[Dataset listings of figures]

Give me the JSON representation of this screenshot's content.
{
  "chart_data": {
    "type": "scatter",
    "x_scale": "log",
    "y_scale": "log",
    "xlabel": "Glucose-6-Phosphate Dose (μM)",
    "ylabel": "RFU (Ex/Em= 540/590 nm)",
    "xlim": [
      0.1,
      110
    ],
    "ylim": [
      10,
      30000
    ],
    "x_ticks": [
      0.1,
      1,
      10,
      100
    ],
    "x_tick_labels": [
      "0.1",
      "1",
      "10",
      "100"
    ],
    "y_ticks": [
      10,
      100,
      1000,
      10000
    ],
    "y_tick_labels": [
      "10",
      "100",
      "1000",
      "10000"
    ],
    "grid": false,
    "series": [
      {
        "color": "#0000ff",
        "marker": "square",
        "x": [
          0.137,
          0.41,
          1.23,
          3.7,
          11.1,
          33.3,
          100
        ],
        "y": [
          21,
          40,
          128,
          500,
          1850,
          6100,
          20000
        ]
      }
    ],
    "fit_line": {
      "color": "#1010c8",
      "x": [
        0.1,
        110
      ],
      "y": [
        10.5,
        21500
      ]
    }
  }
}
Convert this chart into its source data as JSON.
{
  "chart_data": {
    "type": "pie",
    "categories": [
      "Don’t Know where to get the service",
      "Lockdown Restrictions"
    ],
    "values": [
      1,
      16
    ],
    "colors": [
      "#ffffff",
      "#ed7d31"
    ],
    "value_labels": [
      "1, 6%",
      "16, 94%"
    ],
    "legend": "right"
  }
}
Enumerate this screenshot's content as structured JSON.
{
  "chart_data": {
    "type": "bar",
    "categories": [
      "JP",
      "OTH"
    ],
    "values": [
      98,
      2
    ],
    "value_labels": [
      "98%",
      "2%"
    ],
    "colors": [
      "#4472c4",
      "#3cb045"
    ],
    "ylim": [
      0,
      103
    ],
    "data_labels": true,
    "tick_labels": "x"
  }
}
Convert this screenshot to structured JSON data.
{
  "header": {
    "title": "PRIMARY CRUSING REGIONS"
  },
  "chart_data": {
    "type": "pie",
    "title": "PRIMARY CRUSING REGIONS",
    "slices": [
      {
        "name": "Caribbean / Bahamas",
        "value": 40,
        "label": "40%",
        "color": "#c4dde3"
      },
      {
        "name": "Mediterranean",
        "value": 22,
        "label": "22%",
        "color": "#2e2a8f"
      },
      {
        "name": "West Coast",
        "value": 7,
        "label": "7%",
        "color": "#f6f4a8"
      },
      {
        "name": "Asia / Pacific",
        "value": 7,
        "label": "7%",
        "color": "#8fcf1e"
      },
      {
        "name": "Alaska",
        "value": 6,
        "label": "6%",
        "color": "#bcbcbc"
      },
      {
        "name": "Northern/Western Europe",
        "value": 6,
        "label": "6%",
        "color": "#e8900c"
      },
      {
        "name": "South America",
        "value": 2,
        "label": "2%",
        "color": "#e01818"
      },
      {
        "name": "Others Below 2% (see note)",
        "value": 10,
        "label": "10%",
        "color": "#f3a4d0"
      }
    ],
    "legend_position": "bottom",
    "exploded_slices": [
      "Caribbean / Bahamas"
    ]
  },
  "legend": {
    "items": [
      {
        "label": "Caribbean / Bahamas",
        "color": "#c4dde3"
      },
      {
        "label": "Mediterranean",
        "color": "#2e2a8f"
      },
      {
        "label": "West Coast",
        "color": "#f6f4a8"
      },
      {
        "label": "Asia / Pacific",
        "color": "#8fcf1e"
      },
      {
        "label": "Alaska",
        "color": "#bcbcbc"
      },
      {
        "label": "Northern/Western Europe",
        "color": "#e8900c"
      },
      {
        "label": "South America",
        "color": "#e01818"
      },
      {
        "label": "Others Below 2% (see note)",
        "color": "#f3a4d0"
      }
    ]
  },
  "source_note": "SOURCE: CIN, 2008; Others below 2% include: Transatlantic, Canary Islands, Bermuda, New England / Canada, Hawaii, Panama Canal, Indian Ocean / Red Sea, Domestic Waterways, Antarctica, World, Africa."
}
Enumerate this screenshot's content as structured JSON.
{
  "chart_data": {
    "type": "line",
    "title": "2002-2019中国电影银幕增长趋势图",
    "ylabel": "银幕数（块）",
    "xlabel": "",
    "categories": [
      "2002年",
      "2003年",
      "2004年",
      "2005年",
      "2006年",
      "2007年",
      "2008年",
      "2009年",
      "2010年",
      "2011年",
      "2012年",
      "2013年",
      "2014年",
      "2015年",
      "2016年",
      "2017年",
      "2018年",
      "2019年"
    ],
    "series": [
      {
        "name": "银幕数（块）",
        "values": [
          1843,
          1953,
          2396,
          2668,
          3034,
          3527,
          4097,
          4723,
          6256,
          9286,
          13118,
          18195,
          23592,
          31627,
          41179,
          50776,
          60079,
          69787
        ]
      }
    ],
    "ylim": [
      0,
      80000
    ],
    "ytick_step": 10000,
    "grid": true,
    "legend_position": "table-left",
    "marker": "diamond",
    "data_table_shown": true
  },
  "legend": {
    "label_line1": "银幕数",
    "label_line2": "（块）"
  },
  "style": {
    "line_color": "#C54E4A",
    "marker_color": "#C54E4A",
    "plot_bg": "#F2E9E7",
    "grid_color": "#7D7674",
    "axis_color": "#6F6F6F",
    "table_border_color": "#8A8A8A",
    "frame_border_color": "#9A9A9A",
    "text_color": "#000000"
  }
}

■ WHAT IS REQUIRED ■
From the data above, copy each line that has the string "Pacific".

■ SOLUTION TO THIS EXERCISE ■
        "name": "Asia / Pacific",
        "label": "Asia / Pacific",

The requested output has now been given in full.